Element and coordinate records:
· · · · ·

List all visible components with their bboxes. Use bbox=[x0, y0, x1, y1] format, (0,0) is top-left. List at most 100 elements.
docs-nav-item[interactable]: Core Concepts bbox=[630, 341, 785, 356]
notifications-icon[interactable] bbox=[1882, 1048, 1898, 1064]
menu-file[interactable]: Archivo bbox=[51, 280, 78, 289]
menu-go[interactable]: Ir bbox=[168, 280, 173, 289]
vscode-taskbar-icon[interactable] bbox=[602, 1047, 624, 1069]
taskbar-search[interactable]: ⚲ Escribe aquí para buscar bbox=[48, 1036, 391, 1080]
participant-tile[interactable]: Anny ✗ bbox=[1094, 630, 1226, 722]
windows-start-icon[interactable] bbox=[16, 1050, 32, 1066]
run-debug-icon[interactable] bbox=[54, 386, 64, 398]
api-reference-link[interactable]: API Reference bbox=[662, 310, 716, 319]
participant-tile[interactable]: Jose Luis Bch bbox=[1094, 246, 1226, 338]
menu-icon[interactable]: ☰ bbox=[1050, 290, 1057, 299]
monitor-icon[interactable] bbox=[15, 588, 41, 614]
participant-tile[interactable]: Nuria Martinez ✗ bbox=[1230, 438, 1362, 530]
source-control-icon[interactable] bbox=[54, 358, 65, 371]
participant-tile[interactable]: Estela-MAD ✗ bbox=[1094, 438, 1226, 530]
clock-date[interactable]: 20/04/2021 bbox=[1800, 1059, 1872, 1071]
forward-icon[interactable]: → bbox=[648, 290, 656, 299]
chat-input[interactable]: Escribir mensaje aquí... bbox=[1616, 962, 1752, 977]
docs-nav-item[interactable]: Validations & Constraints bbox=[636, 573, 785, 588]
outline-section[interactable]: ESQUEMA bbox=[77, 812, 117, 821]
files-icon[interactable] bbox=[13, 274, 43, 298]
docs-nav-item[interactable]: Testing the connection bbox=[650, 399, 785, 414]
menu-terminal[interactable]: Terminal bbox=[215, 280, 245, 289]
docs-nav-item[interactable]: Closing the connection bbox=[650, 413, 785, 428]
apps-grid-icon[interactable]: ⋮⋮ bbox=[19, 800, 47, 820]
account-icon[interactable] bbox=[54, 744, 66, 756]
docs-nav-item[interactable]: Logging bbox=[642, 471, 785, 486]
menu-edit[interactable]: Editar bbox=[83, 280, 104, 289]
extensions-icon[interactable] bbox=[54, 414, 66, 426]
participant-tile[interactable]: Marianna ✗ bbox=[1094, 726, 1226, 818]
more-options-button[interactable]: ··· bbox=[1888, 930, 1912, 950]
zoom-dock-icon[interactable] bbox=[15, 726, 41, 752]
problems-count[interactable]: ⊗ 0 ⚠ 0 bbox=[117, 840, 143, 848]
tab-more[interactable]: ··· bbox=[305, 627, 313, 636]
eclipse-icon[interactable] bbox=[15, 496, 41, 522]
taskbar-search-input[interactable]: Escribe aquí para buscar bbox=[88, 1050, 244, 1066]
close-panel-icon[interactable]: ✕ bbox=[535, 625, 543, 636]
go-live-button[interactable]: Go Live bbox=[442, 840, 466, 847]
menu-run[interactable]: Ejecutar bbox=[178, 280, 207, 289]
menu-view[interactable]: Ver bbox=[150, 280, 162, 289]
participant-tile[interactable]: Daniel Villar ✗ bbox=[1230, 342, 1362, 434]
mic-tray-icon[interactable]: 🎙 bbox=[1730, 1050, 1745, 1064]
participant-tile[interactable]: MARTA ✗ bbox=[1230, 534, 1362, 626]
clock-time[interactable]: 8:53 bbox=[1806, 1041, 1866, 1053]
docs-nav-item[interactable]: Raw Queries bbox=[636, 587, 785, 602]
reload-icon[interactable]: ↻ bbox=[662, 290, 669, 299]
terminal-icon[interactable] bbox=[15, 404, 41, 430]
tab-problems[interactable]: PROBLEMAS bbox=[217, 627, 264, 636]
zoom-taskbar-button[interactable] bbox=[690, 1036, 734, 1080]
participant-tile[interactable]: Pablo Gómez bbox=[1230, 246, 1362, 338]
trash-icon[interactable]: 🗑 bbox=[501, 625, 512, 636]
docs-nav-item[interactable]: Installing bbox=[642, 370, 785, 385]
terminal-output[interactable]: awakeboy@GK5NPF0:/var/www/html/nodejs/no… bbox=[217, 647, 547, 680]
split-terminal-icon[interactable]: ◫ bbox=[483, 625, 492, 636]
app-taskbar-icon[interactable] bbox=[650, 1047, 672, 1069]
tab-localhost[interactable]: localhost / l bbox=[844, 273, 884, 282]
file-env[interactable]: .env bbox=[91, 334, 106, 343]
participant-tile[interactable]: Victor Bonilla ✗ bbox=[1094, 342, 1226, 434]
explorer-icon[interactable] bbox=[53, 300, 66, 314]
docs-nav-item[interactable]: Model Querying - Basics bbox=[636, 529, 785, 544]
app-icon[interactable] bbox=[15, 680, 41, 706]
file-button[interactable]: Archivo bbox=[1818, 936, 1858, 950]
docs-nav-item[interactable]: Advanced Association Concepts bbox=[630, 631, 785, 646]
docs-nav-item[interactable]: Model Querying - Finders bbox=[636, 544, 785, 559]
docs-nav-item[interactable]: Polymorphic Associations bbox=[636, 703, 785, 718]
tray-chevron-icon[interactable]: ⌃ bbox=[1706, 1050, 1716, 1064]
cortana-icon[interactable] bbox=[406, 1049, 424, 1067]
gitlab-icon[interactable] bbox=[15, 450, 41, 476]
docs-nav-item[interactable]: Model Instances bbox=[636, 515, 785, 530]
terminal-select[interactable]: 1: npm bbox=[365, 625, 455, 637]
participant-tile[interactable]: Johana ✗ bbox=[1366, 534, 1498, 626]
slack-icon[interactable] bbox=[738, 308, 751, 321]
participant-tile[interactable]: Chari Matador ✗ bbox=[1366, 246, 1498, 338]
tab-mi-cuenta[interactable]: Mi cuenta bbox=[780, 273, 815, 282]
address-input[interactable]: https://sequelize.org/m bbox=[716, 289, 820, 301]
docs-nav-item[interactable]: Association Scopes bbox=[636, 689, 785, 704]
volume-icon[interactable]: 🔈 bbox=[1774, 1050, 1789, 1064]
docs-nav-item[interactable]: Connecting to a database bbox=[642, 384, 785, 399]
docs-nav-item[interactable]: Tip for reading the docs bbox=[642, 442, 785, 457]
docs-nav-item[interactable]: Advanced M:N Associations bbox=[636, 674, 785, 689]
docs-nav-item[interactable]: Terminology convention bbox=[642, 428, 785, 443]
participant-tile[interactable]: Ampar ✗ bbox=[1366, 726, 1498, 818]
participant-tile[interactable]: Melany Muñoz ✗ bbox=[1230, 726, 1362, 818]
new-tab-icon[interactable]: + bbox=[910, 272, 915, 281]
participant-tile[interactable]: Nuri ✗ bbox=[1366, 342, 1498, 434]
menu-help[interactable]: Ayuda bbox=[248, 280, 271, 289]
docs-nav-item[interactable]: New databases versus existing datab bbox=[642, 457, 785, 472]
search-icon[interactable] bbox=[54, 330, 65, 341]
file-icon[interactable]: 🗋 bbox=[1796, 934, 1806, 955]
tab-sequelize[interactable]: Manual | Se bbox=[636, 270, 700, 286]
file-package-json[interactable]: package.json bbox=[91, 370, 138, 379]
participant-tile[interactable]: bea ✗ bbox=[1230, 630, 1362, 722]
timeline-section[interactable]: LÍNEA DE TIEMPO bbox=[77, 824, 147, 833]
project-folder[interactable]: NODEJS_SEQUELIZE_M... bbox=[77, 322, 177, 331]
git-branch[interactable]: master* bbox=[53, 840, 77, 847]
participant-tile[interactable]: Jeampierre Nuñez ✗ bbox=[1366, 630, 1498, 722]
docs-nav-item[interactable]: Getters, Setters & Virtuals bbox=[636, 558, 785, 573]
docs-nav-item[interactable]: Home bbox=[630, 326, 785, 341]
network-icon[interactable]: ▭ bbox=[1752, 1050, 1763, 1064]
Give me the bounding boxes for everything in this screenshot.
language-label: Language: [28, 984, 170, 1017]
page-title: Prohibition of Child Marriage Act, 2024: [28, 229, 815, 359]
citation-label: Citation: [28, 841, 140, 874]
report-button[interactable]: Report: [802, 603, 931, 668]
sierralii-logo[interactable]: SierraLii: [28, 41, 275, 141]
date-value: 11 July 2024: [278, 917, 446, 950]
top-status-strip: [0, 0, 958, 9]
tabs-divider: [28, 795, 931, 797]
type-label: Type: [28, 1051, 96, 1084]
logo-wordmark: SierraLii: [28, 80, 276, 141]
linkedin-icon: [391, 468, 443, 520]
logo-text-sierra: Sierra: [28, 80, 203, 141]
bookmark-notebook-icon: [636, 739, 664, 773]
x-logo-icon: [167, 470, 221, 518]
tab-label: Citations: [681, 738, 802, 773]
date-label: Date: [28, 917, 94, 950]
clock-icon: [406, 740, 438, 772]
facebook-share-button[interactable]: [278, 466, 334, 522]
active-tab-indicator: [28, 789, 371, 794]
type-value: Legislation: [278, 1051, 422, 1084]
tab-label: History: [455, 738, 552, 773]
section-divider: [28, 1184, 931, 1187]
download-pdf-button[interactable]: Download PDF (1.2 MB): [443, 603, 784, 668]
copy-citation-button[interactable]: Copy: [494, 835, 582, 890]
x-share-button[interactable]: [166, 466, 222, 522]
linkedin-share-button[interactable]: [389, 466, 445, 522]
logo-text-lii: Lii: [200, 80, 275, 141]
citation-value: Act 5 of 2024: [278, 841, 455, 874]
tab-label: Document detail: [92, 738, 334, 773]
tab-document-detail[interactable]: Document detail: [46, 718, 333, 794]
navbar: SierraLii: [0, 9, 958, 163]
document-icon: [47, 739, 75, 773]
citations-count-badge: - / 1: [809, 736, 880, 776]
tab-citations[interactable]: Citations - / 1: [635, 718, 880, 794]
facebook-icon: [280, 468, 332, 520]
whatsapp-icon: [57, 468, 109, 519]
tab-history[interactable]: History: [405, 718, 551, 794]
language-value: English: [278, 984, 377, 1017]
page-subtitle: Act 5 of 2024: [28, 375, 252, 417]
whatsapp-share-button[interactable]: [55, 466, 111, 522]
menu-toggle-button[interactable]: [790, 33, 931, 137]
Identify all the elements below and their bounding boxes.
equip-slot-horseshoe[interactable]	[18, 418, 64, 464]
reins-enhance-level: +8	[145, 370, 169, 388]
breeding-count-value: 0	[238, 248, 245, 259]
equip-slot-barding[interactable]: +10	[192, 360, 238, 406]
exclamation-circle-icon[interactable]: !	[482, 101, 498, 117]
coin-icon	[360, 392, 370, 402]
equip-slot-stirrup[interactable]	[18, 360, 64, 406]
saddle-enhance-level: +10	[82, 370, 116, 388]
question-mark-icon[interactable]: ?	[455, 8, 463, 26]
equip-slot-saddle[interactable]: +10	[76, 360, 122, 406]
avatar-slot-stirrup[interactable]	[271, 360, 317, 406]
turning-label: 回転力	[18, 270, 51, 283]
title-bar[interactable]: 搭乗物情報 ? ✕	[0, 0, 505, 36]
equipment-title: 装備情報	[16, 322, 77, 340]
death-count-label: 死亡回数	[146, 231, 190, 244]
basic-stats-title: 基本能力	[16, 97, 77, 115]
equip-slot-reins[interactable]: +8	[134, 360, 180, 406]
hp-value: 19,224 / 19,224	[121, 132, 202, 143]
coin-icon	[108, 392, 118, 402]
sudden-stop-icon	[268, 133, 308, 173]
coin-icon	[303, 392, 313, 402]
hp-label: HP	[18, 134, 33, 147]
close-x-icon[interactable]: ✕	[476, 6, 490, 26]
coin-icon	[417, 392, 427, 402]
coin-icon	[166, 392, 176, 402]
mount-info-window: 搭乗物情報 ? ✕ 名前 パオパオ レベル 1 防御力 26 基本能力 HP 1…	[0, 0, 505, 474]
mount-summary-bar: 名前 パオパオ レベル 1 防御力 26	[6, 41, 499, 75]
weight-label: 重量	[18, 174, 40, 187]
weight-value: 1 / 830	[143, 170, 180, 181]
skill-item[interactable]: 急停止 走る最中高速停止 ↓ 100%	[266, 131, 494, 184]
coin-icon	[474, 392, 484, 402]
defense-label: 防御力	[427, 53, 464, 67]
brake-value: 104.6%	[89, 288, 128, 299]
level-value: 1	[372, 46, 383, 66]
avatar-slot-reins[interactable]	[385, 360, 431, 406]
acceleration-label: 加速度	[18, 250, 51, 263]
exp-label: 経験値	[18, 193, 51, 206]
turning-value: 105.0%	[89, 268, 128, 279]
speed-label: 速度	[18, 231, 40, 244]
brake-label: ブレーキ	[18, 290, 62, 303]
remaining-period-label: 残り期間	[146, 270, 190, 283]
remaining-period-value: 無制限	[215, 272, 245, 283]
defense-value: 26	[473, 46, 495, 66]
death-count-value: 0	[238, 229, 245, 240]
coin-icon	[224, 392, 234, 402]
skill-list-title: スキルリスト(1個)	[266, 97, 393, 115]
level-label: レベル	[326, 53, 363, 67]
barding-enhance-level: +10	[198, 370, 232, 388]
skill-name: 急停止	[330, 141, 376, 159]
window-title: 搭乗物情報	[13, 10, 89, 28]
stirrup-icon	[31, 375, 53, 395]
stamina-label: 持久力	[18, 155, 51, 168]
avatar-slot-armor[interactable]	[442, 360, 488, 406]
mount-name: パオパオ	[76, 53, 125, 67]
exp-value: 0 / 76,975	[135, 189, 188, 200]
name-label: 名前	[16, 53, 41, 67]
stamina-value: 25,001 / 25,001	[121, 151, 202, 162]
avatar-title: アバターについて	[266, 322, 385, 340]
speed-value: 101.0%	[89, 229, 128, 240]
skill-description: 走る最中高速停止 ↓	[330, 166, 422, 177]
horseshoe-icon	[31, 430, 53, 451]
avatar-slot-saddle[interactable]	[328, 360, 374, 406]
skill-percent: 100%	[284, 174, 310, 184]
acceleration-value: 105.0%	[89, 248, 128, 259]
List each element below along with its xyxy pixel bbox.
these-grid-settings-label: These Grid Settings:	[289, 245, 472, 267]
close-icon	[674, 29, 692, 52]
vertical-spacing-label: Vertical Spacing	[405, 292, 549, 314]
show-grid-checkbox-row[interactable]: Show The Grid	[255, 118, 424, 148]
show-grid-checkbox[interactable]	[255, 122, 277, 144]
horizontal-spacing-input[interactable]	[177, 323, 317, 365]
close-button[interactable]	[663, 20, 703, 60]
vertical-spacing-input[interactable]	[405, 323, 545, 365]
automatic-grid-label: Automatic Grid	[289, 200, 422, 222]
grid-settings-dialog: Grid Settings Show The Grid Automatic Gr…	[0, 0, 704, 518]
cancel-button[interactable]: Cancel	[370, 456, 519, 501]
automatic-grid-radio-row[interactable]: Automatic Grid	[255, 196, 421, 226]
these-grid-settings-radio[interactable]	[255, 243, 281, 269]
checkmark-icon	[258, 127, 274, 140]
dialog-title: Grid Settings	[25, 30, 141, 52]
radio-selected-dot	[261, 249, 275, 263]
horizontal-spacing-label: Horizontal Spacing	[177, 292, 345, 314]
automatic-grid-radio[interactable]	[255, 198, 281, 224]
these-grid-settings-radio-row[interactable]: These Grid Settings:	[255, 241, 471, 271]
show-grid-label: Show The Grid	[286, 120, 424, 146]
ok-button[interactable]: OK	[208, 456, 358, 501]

· · · · ·

Convert the part of the entries that runs from the start of the entries through the line containing "menu-edit[interactable]: Editar bbox=[83, 280, 104, 289]", both ends included, into a JSON list of strings with one string per line and blank lines omitted.

> [The output]
[
  "List all visible components with their bboxes. Use bbox=[x0, y0, x1, y1] format, (0,0) is top-left. List at most 100 elements.",
  "docs-nav-item[interactable]: Core Concepts bbox=[630, 341, 785, 356]",
  "notifications-icon[interactable] bbox=[1882, 1048, 1898, 1064]",
  "menu-file[interactable]: Archivo bbox=[51, 280, 78, 289]",
  "menu-go[interactable]: Ir bbox=[168, 280, 173, 289]",
  "vscode-taskbar-icon[interactable] bbox=[602, 1047, 624, 1069]",
  "taskbar-search[interactable]: ⚲ Escribe aquí para buscar bbox=[48, 1036, 391, 1080]",
  "participant-tile[interactable]: Anny ✗ bbox=[1094, 630, 1226, 722]",
  "windows-start-icon[interactable] bbox=[16, 1050, 32, 1066]",
  "run-debug-icon[interactable] bbox=[54, 386, 64, 398]",
  "api-reference-link[interactable]: API Reference bbox=[662, 310, 716, 319]",
  "participant-tile[interactable]: Jose Luis Bch bbox=[1094, 246, 1226, 338]",
  "menu-icon[interactable]: ☰ bbox=[1050, 290, 1057, 299]",
  "monitor-icon[interactable] bbox=[15, 588, 41, 614]",
  "participant-tile[interactable]: Nuria Martinez ✗ bbox=[1230, 438, 1362, 530]",
  "source-control-icon[interactable] bbox=[54, 358, 65, 371]",
  "participant-tile[interactable]: Estela-MAD ✗ bbox=[1094, 438, 1226, 530]",
  "clock-date[interactable]: 20/04/2021 bbox=[1800, 1059, 1872, 1071]",
  "forward-icon[interactable]: → bbox=[648, 290, 656, 299]",
  "chat-input[interactable]: Escribir mensaje aquí... bbox=[1616, 962, 1752, 977]",
  "docs-nav-item[interactable]: Validations & Constraints bbox=[636, 573, 785, 588]",
  "outline-section[interactable]: ESQUEMA bbox=[77, 812, 117, 821]",
  "files-icon[interactable] bbox=[13, 274, 43, 298]",
  "docs-nav-item[interactable]: Testing the connection bbox=[650, 399, 785, 414]",
  "menu-terminal[interactable]: Terminal bbox=[215, 280, 245, 289]",
  "docs-nav-item[interactable]: Closing the connection bbox=[650, 413, 785, 428]",
  "apps-grid-icon[interactable]: ⋮⋮ bbox=[19, 800, 47, 820]",
  "account-icon[interactable] bbox=[54, 744, 66, 756]",
  "docs-nav-item[interactable]: Logging bbox=[642, 471, 785, 486]",
  "menu-edit[interactable]: Editar bbox=[83, 280, 104, 289]"
]